• GOAL
Locate each line containing the string "cloudy" and copy it out.

• SOURCE RECORDS
########

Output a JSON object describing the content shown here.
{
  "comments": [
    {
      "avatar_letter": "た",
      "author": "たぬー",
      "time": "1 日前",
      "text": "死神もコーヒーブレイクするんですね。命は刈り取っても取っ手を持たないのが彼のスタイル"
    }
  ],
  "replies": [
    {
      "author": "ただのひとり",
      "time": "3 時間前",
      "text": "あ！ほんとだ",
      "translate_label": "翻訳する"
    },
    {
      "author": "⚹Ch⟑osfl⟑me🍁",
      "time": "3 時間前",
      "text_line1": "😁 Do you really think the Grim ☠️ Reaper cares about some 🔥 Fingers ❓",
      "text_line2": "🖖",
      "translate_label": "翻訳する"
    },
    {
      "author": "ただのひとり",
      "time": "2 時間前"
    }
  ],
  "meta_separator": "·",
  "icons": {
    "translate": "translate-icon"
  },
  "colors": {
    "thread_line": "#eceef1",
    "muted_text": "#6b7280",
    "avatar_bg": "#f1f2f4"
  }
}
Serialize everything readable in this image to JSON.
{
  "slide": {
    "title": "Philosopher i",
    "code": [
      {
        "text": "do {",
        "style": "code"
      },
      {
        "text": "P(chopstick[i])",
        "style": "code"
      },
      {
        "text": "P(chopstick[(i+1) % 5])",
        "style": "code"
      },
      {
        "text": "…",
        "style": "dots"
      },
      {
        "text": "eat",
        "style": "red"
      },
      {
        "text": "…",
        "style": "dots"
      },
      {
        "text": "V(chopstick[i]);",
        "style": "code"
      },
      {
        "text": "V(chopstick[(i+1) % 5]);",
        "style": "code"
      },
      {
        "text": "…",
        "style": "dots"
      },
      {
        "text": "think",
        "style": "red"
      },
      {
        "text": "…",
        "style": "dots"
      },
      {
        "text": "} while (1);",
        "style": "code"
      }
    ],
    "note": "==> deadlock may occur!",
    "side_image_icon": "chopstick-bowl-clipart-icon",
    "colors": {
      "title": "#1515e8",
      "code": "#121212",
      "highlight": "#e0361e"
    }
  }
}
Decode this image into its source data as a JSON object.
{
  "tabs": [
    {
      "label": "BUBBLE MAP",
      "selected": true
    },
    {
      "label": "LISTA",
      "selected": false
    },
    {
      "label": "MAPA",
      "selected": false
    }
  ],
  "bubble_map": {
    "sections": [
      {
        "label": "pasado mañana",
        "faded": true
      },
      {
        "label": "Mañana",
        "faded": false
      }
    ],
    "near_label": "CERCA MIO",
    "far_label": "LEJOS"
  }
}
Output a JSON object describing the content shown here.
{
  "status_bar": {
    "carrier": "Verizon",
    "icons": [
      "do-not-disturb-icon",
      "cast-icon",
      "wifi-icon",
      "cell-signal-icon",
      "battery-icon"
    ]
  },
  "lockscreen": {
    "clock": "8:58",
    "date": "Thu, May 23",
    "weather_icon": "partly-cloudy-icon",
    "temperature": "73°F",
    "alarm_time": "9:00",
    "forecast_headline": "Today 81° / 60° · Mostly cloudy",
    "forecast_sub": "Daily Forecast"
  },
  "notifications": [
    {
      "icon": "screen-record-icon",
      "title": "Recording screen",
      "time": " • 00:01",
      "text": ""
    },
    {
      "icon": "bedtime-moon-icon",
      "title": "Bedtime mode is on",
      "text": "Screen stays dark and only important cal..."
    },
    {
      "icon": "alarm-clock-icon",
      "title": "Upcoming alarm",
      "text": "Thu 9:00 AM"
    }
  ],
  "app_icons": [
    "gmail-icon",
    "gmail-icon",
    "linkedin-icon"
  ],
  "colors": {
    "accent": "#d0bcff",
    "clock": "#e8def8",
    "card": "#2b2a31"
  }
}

########

• ANSWER FOR THE TASK
    "weather_icon": "partly-cloudy-icon",
    "forecast_headline": "Today 81° / 60° · Mostly cloudy",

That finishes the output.